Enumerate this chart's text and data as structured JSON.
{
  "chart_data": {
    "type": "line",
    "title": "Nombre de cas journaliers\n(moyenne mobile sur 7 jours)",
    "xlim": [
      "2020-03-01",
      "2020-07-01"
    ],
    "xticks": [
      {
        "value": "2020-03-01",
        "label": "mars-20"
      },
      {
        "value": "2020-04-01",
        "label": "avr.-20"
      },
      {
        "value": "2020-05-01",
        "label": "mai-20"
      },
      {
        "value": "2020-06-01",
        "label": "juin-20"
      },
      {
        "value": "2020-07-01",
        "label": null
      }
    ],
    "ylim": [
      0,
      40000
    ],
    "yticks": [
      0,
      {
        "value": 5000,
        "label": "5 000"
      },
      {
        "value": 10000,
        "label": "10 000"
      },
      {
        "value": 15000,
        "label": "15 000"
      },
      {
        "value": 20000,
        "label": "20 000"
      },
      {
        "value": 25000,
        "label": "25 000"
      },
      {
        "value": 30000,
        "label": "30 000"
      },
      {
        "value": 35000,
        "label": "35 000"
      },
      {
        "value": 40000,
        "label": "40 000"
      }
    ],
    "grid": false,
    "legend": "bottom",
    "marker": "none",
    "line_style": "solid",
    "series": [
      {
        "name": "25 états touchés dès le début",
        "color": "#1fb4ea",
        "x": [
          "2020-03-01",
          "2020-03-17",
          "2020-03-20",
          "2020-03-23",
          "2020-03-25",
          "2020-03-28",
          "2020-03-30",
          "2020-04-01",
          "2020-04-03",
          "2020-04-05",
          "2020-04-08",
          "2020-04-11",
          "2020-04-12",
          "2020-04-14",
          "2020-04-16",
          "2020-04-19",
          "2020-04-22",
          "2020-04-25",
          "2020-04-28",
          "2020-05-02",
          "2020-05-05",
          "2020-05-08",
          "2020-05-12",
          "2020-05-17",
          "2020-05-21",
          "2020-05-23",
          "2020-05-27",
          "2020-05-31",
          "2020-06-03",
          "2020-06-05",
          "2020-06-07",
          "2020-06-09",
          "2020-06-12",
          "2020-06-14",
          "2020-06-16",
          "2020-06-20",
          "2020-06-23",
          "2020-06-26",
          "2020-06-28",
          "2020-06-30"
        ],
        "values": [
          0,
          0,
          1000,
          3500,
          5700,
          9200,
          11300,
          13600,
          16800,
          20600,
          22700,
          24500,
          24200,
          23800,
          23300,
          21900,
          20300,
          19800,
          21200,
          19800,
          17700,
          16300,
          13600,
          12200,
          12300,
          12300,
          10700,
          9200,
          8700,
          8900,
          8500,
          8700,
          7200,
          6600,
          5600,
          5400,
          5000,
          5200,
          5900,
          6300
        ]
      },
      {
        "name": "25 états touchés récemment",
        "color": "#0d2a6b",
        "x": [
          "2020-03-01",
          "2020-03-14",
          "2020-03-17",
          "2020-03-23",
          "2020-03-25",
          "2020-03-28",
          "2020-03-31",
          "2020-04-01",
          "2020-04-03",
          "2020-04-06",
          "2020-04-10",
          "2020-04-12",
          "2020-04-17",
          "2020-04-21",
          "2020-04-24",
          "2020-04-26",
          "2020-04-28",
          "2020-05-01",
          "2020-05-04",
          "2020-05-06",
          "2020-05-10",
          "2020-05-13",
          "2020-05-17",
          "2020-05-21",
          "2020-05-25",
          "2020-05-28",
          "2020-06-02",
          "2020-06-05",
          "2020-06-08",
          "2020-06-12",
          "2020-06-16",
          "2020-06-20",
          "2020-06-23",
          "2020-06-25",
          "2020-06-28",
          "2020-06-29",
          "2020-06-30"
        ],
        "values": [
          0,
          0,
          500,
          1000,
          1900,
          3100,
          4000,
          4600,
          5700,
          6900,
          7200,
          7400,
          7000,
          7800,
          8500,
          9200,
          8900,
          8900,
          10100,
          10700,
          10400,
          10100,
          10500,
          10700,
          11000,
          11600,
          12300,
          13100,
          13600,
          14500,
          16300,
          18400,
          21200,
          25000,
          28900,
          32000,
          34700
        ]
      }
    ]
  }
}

++++++++++++++++++++

- The problem: Repeat the entries shown above, every one, word for word.

- Result of the task:
Enumerate this chart's text and data as structured JSON.
{
  "chart_data": {
    "type": "line",
    "title": "Nombre de cas journaliers\n(moyenne mobile sur 7 jours)",
    "xlim": [
      "2020-03-01",
      "2020-07-01"
    ],
    "xticks": [
      {
        "value": "2020-03-01",
        "label": "mars-20"
      },
      {
        "value": "2020-04-01",
        "label": "avr.-20"
      },
      {
        "value": "2020-05-01",
        "label": "mai-20"
      },
      {
        "value": "2020-06-01",
        "label": "juin-20"
      },
      {
        "value": "2020-07-01",
        "label": null
      }
    ],
    "ylim": [
      0,
      40000
    ],
    "yticks": [
      0,
      {
        "value": 5000,
        "label": "5 000"
      },
      {
        "value": 10000,
        "label": "10 000"
      },
      {
        "value": 15000,
        "label": "15 000"
      },
      {
        "value": 20000,
        "label": "20 000"
      },
      {
        "value": 25000,
        "label": "25 000"
      },
      {
        "value": 30000,
        "label": "30 000"
      },
      {
        "value": 35000,
        "label": "35 000"
      },
      {
        "value": 40000,
        "label": "40 000"
      }
    ],
    "grid": false,
    "legend": "bottom",
    "marker": "none",
    "line_style": "solid",
    "series": [
      {
        "name": "25 états touchés dès le début",
        "color": "#1fb4ea",
        "x": [
          "2020-03-01",
          "2020-03-17",
          "2020-03-20",
          "2020-03-23",
          "2020-03-25",
          "2020-03-28",
          "2020-03-30",
          "2020-04-01",
          "2020-04-03",
          "2020-04-05",
          "2020-04-08",
          "2020-04-11",
          "2020-04-12",
          "2020-04-14",
          "2020-04-16",
          "2020-04-19",
          "2020-04-22",
          "2020-04-25",
          "2020-04-28",
          "2020-05-02",
          "2020-05-05",
          "2020-05-08",
          "2020-05-12",
          "2020-05-17",
          "2020-05-21",
          "2020-05-23",
          "2020-05-27",
          "2020-05-31",
          "2020-06-03",
          "2020-06-05",
          "2020-06-07",
          "2020-06-09",
          "2020-06-12",
          "2020-06-14",
          "2020-06-16",
          "2020-06-20",
          "2020-06-23",
          "2020-06-26",
          "2020-06-28",
          "2020-06-30"
        ],
        "values": [
          0,
          0,
          1000,
          3500,
          5700,
          9200,
          11300,
          13600,
          16800,
          20600,
          22700,
          24500,
          24200,
          23800,
          23300,
          21900,
          20300,
          19800,
          21200,
          19800,
          17700,
          16300,
          13600,
          12200,
          12300,
          12300,
          10700,
          9200,
          8700,
          8900,
          8500,
          8700,
          7200,
          6600,
          5600,
          5400,
          5000,
          5200,
          5900,
          6300
        ]
      },
      {
        "name": "25 états touchés récemment",
        "color": "#0d2a6b",
        "x": [
          "2020-03-01",
          "2020-03-14",
          "2020-03-17",
          "2020-03-23",
          "2020-03-25",
          "2020-03-28",
          "2020-03-31",
          "2020-04-01",
          "2020-04-03",
          "2020-04-06",
          "2020-04-10",
          "2020-04-12",
          "2020-04-17",
          "2020-04-21",
          "2020-04-24",
          "2020-04-26",
          "2020-04-28",
          "2020-05-01",
          "2020-05-04",
          "2020-05-06",
          "2020-05-10",
          "2020-05-13",
          "2020-05-17",
          "2020-05-21",
          "2020-05-25",
          "2020-05-28",
          "2020-06-02",
          "2020-06-05",
          "2020-06-08",
          "2020-06-12",
          "2020-06-16",
          "2020-06-20",
          "2020-06-23",
          "2020-06-25",
          "2020-06-28",
          "2020-06-29",
          "2020-06-30"
        ],
        "values": [
          0,
          0,
          500,
          1000,
          1900,
          3100,
          4000,
          4600,
          5700,
          6900,
          7200,
          7400,
          7000,
          7800,
          8500,
          9200,
          8900,
          8900,
          10100,
          10700,
          10400,
          10100,
          10500,
          10700,
          11000,
          11600,
          12300,
          13100,
          13600,
          14500,
          16300,
          18400,
          21200,
          25000,
          28900,
          32000,
          34700
        ]
      }
    ]
  }
}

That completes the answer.